Only lines holding the string "JSON" are wanted; copy each one from the material.

[Figure content listings]
-- Start --

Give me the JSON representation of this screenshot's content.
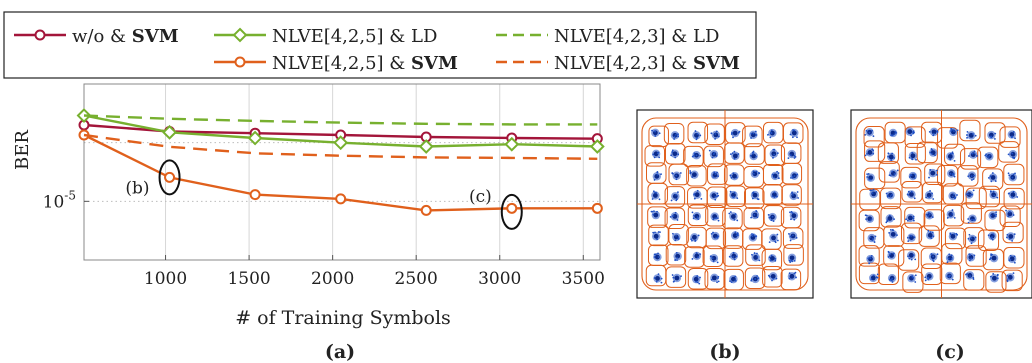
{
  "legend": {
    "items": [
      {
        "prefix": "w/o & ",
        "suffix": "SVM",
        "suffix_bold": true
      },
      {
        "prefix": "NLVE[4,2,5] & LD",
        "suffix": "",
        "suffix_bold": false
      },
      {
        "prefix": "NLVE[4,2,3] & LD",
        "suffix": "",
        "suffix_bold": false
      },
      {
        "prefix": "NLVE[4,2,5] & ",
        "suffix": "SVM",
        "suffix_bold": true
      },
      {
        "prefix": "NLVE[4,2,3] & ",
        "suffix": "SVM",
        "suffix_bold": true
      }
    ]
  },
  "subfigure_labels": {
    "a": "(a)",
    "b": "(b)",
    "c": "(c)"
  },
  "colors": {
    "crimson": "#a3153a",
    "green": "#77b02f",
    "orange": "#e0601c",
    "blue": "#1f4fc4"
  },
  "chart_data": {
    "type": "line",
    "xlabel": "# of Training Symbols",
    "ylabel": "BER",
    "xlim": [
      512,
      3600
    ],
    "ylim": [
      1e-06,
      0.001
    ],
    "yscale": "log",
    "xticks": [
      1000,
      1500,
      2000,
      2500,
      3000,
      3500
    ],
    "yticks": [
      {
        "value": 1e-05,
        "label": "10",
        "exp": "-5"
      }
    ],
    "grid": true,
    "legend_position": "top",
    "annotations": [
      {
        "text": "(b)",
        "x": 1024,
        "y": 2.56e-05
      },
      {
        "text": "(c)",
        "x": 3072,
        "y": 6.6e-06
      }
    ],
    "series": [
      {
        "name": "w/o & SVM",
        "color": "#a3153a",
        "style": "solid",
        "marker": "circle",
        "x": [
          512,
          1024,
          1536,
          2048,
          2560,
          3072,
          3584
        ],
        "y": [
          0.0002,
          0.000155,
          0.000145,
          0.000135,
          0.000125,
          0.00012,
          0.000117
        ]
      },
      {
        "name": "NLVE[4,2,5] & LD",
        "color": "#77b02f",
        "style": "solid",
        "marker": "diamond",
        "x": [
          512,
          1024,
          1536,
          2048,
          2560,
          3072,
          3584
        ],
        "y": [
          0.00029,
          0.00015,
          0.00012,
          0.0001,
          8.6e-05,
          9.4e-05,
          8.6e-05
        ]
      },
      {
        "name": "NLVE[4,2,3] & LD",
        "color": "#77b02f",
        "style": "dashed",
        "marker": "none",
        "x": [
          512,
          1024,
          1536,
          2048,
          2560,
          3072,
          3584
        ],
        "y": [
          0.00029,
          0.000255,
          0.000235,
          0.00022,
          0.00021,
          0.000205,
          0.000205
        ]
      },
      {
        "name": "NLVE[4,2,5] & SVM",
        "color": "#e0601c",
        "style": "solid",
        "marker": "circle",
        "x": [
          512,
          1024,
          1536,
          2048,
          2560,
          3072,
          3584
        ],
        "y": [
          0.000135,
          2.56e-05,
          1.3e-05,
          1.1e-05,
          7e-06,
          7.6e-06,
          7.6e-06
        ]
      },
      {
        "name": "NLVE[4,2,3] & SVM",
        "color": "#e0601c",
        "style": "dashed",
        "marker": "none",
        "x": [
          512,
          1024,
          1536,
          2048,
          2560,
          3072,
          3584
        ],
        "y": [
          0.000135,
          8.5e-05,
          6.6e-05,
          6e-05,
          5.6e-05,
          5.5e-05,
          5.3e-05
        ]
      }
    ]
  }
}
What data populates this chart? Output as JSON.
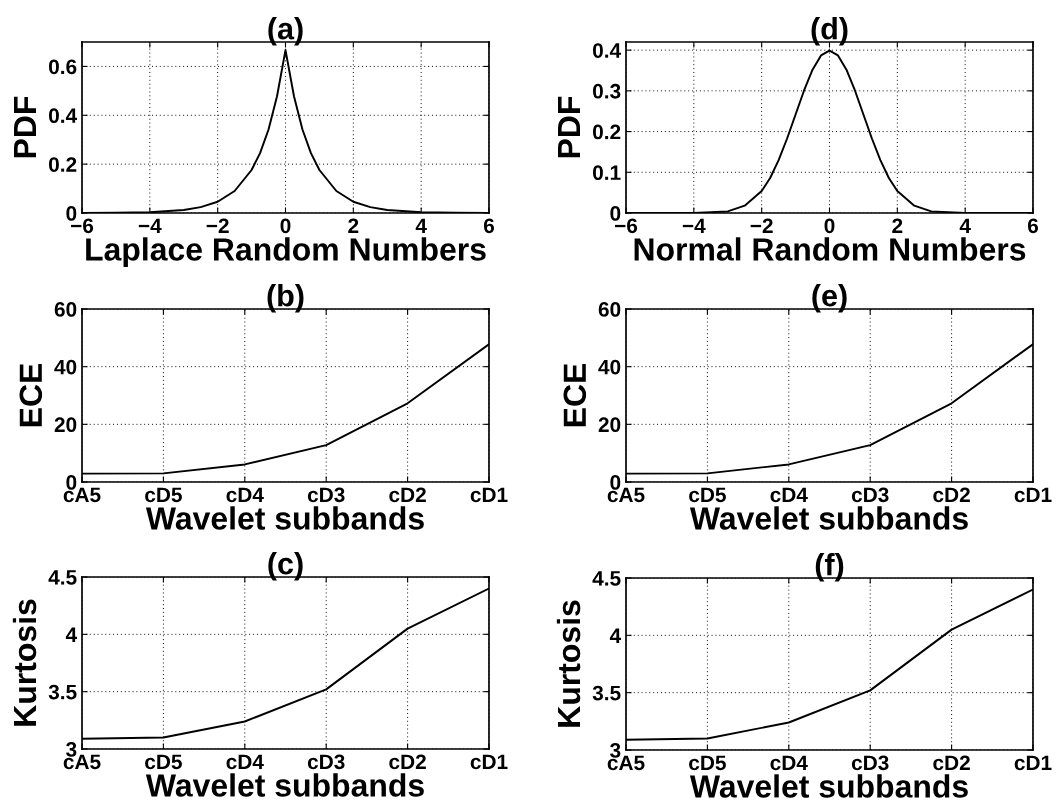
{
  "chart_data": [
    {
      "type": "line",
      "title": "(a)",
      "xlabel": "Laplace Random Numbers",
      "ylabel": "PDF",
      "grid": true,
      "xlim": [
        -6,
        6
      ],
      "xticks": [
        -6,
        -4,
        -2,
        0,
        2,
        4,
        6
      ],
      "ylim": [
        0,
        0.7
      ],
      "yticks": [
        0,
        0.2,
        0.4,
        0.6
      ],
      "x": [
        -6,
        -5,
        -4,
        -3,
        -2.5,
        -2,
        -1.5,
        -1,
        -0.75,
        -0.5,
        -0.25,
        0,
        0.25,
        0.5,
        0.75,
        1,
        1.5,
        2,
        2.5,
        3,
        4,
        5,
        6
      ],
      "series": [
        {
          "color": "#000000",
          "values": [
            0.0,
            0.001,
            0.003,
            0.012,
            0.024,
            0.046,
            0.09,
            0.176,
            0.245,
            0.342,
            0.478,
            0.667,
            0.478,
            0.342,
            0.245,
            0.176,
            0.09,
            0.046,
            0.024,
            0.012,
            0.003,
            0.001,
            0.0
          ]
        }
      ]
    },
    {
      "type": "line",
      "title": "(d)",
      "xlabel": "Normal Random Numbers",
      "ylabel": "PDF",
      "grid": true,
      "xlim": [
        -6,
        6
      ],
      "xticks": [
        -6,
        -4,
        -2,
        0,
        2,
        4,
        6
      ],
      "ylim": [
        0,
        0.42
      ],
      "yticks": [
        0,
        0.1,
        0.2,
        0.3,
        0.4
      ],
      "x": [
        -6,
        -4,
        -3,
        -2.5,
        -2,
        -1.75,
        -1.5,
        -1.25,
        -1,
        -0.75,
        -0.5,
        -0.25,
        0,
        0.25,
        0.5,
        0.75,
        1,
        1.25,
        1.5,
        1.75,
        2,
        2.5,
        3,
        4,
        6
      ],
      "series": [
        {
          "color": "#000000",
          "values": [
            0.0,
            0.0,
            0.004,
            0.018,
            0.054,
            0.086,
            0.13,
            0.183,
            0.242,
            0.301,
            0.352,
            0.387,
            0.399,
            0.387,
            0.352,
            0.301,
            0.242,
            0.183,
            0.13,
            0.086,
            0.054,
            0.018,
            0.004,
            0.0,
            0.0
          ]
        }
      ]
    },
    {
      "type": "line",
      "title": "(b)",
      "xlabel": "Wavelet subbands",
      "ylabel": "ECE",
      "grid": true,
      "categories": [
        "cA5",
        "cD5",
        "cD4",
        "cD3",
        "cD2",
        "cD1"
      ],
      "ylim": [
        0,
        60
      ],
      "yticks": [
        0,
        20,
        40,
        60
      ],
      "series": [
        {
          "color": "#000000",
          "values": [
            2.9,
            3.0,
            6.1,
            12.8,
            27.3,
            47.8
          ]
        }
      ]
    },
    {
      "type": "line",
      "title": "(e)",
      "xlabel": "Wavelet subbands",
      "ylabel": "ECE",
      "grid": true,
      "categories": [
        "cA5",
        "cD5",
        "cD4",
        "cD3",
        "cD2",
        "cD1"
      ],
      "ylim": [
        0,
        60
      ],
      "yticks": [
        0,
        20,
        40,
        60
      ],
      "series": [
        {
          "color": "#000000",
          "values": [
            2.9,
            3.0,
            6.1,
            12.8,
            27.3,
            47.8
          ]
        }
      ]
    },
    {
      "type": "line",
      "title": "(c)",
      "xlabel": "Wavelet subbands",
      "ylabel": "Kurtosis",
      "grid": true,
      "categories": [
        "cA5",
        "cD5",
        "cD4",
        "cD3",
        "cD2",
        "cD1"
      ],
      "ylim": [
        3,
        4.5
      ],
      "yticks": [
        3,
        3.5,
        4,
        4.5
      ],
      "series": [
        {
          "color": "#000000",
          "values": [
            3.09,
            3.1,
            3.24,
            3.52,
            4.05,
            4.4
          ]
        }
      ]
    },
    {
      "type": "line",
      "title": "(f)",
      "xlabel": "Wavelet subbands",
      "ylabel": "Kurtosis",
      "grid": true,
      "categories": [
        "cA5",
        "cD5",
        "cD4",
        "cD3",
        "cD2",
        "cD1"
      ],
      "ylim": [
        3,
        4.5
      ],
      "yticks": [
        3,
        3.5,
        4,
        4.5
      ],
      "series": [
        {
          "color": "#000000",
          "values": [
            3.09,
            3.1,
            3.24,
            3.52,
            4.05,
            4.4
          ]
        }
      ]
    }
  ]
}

-- End --

**Exercise result:**
Give me the JSON representation of this screenshot's content.
What data populates this chart? Output as JSON.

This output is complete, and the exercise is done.